What might be the driving force behind using social (auditory or visual) information to guide phoneme learning? Here, we borrow ideas from Relevance Theory and Natural Pedagogy (see [65]). We do so by first noting that, even though the majority of previous studies investigating early language acquisition have done so in experimental contexts that are devoid of any social cues, a study by Kuhl, Tsao, and Liu [66] found that, in the absence of contingent social cues (presentation of auditory material via a live person versus a recording of that person), distributional learning appeared to completely disappear. This observation dovetails with Natural Pedagogy, which aims to understand how infants acquire generic information from specific observations. It proposes that humans are specifically adapted for the transmission of generic information—teachers provide specific ostensive cues that accompany instances where they would like the learner to infer generic information, and infants are sensitive to such cues, and use their presence to make inferences that lead to the acquisition of generic information. For example, if an infant sees Bob looking disgustedly at a glass of a green liquid, the infant could either infer that Bob does not like that green liquid (Bob-specific interpretation) or that green liquids are bad for us (generic interpretation). In a series of studies, it has been shown that infants make generic inferences when these are accompanied by ostensive-communicative cues such as direct eye gaze, contingent interaction, ostensive pointing, or human speech [67].

- _Exercise data_
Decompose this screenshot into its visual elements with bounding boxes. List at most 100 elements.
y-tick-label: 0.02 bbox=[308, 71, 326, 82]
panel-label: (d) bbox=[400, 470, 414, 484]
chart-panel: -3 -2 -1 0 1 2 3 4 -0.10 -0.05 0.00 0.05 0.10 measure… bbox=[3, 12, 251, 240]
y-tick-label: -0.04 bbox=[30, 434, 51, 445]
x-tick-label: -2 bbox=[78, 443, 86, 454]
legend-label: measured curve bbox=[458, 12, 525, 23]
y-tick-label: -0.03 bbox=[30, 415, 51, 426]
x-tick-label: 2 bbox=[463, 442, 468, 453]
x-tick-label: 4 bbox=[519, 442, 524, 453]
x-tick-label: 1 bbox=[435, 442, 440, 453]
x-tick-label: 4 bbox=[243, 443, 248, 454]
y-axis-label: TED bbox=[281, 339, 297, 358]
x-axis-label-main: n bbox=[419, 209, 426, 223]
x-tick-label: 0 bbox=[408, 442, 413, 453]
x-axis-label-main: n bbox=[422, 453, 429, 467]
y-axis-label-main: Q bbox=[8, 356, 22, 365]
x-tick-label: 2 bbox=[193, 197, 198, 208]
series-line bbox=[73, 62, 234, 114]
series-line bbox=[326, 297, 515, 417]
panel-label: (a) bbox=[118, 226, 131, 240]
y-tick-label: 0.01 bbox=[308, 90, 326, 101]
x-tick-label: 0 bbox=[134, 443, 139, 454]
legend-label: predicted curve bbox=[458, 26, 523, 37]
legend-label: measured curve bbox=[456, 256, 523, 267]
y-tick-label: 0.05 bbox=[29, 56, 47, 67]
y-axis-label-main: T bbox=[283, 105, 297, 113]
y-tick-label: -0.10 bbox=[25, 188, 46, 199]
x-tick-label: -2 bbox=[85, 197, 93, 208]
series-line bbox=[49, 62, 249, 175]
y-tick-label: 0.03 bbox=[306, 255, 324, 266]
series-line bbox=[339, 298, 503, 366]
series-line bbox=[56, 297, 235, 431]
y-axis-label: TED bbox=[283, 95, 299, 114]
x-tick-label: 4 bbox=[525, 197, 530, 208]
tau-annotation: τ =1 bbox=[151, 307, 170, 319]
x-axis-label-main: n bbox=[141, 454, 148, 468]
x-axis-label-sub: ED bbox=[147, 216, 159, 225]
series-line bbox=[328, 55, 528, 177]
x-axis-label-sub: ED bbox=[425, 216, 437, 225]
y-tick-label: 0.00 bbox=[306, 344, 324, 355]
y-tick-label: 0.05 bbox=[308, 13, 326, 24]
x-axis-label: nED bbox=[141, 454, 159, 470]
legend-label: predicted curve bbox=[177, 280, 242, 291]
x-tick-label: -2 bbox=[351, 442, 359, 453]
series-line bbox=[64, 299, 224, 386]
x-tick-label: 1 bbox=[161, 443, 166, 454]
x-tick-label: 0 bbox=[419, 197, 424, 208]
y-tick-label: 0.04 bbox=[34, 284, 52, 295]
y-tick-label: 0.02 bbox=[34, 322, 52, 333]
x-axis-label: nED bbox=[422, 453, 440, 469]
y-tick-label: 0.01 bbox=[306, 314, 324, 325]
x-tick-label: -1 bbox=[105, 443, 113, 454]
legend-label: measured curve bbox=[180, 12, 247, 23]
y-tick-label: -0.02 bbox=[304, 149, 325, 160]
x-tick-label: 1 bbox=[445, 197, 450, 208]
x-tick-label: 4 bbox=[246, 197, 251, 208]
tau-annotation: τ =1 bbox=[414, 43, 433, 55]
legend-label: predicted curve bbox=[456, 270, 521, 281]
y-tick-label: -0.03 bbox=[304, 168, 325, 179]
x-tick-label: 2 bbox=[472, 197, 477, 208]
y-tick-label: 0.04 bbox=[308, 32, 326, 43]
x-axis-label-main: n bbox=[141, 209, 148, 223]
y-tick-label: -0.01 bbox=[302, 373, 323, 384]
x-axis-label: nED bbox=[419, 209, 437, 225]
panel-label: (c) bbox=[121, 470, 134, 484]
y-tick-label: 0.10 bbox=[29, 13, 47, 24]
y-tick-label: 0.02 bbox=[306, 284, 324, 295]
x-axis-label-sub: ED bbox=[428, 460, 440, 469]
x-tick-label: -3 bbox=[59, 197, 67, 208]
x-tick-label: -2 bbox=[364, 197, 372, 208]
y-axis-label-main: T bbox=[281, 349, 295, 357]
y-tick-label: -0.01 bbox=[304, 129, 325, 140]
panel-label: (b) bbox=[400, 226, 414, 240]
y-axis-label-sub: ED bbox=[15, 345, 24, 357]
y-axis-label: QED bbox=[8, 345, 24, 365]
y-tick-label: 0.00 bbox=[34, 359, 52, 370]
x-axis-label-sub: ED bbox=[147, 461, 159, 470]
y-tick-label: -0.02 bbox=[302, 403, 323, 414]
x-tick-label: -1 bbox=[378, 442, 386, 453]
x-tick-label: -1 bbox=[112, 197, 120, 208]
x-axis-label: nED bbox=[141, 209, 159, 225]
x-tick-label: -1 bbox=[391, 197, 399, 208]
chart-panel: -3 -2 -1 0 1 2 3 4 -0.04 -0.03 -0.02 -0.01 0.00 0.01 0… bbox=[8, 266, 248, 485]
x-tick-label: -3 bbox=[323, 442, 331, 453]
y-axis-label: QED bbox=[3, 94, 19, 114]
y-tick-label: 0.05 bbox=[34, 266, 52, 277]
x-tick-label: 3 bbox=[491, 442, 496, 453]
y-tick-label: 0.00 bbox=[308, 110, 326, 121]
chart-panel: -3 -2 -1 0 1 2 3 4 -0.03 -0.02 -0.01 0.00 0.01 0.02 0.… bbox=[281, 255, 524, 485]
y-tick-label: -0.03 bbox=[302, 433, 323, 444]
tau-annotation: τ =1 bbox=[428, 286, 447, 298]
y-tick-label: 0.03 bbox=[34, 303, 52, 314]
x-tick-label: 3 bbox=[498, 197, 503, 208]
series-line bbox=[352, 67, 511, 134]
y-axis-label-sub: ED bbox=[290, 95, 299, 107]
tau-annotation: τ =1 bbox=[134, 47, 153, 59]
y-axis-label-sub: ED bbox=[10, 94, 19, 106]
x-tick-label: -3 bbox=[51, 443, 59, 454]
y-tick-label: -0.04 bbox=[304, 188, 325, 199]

- _Work instruction A_
In the excerpt on infant phoneme learning, what happened to distributional learning in the Kuhl, Tsao, and Liu study when contingent social cues were absent?
- _Work instruction B_
Decide whether each statement agrees with the excerpt on infant phoneme learning, and quote the words that settle each one.
(i) Most earlier studies of early language acquisition were run in experimental contexts lacking social cues.
(ii) According to Natural Pedagogy, infants disregard ostensive cues.
(iii) Direct eye gaze is named as one of the ostensive-communicative cues.
- _Work instruction C_
Write the next paragraph of the excerpt on infant phoneme learning, picking up after its final sentence.

- _Response box A_
Distributional learning appeared to completely disappear.

- _Response box B_
(i) Yes: "the majority of previous studies investigating early language acquisition have done so in experimental contexts that are devoid of any social cues"
(ii) No: "infants are sensitive to such cues, and use their presence to make inferences"
(iii) Yes: "ostensive-communicative cues such as direct eye gaze"

- _Response box C_
Phoneme inventories and words are also examples of generic knowledge—if Arya and Sansa speak the same language, we can expect that Arya’s phonemic description of the word “bottle”, and what she intends by that word, generalizes to Sansa. Considering Natural Pedagogy as an appropriate framework suggests that ostensive cues might modulate how infants make inferences when acquiring phoneme categories and words. In fact, there is a slew of evidence that demonstrates that infants, even in their first year of life, consider the perspective of other agents (e.g., [68]), and use ostensive cues as a guide to determine categorization and generalization (see [69,70]). In a recent study, Kovács, Téglás, Gergely, and Csibra found that 12-month-olds were more likely to assign ambiguous objects (e.g., a plate that can turn into a cup) to a demonstrated category, when the demonstrator looked directly at the infant; direct gaze is another ostensive cue [71]. We believe that infants are capable of considering the linguistic role played by phonemes and words as meaningful categories that serve the social-communicative goals of language. Perhaps, the implications of this novel framework are not limited to phoneme learning, but are, in principle, widely applicable to all of language. This idea, therefore, can hold promise to transform how we view learning categories in all aspects of language, whether these are in phonology, syntax, or semantics, as outcomes of social-communicative inferences.